◆ Task requirements ◆
Which lines of the records contain "nsomeone"? Collect every one of them.

Dataset excerpts
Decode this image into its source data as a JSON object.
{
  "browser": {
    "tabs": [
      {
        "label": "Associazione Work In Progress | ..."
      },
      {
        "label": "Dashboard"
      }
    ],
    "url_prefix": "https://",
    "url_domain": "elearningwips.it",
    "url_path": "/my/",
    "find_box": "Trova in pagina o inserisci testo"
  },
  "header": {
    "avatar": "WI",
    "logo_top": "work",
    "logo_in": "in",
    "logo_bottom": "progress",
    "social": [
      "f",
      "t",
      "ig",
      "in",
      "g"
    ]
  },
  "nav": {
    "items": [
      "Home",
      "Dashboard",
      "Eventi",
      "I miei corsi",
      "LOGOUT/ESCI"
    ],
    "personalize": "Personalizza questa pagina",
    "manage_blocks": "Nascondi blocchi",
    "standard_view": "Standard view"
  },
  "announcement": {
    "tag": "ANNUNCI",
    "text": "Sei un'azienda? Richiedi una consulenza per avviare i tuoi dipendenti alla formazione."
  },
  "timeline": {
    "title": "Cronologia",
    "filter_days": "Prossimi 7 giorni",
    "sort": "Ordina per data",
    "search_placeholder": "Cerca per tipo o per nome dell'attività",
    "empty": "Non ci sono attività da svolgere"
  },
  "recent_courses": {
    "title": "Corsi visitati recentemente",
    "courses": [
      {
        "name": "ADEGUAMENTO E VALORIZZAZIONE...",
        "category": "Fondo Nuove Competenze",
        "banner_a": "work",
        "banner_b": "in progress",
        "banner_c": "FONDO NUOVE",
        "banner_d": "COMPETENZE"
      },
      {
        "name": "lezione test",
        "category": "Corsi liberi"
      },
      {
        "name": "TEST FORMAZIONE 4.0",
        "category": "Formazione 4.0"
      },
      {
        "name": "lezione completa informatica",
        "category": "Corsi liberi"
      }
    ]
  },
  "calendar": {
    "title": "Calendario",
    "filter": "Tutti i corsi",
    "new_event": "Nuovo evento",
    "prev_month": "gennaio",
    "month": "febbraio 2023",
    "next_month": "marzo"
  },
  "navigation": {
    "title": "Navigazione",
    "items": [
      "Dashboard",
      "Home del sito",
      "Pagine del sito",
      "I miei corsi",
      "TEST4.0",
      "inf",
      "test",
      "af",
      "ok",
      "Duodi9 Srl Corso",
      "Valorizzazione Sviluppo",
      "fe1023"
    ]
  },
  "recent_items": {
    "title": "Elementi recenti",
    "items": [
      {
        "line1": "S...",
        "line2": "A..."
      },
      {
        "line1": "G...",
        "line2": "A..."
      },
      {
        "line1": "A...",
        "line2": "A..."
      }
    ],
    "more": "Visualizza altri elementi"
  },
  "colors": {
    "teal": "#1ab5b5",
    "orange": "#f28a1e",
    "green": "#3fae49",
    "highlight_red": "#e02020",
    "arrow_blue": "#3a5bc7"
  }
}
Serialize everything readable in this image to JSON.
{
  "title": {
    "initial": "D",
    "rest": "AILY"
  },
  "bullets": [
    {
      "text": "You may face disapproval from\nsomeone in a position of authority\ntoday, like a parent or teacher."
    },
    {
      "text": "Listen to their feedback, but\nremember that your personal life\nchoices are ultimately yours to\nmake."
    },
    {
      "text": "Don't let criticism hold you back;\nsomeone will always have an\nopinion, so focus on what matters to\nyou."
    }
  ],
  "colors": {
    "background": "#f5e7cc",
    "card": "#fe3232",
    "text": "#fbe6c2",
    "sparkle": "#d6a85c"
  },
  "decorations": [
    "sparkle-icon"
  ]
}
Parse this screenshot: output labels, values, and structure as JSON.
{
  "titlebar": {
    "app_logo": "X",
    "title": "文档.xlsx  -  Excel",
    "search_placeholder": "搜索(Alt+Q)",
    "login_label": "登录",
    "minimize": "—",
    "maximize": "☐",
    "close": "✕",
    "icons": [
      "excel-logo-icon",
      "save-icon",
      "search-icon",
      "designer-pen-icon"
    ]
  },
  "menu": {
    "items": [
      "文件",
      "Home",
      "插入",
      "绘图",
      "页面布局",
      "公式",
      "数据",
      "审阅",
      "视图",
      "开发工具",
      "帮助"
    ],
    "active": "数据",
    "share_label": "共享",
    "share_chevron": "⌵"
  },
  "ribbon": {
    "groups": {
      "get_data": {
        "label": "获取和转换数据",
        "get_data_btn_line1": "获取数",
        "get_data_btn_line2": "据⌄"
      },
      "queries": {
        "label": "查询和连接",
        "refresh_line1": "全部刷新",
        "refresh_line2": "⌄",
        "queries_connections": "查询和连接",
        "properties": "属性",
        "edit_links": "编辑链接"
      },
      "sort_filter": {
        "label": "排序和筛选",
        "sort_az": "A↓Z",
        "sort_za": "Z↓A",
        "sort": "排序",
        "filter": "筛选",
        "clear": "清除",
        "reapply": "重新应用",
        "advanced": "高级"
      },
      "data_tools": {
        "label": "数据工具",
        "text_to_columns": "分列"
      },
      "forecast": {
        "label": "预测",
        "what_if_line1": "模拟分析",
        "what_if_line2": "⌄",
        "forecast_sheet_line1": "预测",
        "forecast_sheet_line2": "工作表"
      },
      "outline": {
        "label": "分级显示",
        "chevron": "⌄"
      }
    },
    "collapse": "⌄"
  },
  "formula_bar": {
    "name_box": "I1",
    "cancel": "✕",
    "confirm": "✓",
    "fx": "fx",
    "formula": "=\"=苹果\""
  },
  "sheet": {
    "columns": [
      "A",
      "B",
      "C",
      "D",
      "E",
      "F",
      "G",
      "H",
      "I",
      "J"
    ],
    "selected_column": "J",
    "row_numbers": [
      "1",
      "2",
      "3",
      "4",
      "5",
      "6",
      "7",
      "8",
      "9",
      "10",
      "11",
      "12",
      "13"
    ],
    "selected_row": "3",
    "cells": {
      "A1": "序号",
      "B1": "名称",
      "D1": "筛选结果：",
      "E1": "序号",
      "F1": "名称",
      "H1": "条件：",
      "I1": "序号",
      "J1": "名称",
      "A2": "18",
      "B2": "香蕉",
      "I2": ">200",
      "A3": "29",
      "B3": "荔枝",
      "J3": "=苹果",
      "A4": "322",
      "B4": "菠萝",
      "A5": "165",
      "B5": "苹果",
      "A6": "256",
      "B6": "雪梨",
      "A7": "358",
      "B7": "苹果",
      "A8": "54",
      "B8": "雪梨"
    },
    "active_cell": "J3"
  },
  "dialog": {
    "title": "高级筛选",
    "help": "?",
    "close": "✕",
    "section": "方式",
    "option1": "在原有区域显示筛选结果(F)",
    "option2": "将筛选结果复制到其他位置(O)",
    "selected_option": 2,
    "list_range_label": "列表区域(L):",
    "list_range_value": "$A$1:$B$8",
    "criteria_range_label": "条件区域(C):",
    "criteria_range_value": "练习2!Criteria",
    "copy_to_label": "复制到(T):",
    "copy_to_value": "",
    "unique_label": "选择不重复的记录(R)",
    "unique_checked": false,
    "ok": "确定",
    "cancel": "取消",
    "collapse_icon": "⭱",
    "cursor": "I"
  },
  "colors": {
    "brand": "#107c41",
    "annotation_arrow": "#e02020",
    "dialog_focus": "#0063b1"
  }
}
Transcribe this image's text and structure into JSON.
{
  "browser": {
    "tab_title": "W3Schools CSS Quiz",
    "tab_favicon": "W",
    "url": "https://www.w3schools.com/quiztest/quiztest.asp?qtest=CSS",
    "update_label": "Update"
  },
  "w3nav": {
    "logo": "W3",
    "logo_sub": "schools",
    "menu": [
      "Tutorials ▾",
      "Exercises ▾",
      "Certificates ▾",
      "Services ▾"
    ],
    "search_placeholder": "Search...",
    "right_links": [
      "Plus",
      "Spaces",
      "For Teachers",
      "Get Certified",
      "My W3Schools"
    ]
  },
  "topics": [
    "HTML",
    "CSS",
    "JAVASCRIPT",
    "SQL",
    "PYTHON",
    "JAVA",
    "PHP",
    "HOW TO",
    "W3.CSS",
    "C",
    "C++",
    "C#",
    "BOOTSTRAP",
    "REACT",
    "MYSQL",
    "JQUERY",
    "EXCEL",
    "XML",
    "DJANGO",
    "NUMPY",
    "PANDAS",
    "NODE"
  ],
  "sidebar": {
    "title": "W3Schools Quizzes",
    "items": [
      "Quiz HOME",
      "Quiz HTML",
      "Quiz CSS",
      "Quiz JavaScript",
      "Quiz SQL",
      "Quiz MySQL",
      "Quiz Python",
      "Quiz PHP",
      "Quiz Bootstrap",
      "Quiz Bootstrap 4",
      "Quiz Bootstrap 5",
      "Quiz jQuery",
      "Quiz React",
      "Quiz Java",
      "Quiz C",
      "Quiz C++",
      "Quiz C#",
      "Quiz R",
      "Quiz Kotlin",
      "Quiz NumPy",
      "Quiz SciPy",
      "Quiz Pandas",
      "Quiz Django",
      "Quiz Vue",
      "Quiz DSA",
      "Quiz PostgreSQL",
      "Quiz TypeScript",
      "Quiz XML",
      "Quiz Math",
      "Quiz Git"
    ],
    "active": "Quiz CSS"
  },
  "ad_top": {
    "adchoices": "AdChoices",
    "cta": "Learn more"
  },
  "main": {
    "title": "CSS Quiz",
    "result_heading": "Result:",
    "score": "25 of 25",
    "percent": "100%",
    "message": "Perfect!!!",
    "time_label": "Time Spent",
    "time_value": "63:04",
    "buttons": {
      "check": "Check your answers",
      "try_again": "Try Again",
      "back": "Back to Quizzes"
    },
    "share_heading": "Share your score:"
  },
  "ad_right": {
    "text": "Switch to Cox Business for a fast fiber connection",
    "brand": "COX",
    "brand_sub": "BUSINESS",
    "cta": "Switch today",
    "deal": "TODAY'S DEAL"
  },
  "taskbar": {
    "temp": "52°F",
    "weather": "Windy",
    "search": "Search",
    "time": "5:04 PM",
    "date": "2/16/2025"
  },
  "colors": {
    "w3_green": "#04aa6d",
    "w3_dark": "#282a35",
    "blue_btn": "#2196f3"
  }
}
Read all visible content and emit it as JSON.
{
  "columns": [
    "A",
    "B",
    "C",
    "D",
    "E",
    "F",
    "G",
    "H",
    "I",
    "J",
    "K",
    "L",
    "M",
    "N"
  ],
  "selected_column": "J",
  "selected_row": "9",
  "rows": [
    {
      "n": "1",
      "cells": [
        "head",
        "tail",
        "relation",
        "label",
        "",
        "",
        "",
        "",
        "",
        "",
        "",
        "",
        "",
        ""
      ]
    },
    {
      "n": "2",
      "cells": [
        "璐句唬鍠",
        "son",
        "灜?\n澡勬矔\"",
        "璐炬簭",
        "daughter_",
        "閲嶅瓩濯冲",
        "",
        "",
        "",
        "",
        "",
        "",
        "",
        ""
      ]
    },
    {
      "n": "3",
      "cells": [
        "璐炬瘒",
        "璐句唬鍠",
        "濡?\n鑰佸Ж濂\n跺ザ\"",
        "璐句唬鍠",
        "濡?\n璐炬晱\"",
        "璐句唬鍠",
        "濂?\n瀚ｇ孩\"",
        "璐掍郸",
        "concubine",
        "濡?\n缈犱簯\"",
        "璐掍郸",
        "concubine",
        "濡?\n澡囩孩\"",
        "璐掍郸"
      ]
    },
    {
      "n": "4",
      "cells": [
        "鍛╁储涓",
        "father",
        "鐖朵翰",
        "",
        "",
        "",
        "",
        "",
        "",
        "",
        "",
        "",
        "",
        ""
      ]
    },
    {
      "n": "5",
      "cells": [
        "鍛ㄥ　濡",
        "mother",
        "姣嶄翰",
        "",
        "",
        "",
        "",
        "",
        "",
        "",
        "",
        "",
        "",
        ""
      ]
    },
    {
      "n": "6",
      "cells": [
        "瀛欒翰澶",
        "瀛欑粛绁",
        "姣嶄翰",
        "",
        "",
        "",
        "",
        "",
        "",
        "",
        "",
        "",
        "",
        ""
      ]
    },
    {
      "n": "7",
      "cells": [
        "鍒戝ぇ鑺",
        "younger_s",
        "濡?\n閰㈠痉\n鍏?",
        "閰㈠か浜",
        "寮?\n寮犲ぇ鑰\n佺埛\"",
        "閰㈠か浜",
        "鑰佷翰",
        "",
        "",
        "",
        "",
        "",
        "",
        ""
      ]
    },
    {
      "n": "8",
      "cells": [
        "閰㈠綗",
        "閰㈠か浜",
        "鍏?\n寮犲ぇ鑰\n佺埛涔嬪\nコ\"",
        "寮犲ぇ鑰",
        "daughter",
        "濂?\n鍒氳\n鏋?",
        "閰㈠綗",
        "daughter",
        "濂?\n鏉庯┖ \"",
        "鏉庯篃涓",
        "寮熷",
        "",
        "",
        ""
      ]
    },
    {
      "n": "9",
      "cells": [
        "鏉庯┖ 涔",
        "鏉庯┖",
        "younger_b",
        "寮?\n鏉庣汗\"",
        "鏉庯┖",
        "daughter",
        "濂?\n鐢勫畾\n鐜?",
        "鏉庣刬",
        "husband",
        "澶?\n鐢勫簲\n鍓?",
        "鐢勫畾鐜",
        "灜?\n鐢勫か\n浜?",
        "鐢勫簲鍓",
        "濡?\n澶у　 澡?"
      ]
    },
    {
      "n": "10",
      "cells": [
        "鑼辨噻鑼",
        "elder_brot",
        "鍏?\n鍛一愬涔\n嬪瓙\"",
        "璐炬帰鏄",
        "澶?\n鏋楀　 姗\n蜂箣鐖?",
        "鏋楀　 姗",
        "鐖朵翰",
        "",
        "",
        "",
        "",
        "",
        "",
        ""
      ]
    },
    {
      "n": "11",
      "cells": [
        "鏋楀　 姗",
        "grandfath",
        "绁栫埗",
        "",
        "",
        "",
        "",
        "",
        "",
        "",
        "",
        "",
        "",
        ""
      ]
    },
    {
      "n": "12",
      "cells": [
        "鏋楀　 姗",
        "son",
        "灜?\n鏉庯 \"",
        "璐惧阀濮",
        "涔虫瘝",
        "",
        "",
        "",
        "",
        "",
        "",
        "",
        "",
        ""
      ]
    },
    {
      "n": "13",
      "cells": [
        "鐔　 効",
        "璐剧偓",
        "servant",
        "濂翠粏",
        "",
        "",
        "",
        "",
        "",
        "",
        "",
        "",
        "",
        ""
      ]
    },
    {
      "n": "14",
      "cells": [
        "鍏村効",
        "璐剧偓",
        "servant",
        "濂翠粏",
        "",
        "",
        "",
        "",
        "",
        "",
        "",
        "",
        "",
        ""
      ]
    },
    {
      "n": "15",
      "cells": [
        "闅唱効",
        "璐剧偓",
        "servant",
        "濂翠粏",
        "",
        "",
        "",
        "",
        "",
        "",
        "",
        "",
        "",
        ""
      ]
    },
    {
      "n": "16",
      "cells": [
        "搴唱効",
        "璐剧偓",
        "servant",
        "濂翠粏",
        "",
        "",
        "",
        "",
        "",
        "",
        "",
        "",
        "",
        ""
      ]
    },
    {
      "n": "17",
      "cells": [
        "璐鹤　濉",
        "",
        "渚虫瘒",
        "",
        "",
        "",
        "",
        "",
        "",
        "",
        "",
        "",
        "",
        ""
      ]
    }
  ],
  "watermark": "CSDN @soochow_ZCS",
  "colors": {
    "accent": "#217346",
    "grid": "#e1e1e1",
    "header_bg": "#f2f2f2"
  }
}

◆ Worked answer ◆
      "text": "You may face disapproval from\nsomeone in a position of authority\ntoday, like a parent or teacher."
      "text": "Don't let criticism hold you back;\nsomeone will always have an\nopinion, so focus on what matters to\nyou."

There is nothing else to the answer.